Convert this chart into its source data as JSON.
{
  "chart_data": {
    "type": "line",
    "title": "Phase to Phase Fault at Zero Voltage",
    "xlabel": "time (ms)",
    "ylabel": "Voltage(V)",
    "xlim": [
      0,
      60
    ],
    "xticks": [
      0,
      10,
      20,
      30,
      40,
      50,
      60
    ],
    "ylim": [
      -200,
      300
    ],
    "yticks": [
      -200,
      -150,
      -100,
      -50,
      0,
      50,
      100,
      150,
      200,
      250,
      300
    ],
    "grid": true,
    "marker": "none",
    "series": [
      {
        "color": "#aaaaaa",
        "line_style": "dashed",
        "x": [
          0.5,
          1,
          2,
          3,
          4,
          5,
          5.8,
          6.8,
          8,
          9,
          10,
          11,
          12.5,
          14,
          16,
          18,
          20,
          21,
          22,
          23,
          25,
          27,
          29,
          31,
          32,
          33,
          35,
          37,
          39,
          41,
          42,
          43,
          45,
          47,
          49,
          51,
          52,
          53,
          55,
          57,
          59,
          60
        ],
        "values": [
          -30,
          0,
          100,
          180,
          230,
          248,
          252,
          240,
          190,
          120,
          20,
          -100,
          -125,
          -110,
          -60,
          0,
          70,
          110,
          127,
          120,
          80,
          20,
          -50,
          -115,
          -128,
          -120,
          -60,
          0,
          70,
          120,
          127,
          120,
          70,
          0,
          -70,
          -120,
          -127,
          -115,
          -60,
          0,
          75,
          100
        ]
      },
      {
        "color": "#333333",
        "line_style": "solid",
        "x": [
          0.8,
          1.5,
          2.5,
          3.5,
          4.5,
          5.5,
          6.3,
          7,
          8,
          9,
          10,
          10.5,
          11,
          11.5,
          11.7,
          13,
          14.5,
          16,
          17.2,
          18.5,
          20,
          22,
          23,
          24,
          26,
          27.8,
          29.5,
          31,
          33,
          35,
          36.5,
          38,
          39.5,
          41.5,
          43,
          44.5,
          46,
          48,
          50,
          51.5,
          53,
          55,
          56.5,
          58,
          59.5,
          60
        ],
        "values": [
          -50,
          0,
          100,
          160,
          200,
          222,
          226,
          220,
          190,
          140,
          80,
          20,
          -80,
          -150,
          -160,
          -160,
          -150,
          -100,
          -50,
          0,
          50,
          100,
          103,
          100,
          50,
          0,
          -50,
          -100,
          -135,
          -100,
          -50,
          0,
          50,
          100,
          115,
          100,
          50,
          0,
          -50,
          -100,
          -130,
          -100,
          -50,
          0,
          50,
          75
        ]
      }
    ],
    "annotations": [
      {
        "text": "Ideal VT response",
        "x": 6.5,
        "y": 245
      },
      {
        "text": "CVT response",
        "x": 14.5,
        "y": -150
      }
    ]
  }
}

★ ★ ★ ★ ★ ★ ★

■ **Task**
Filter the listing for the word "response" and copy every line that holds it.

■ **Completed exercise**
        "text": "Ideal VT response",
        "text": "CVT response",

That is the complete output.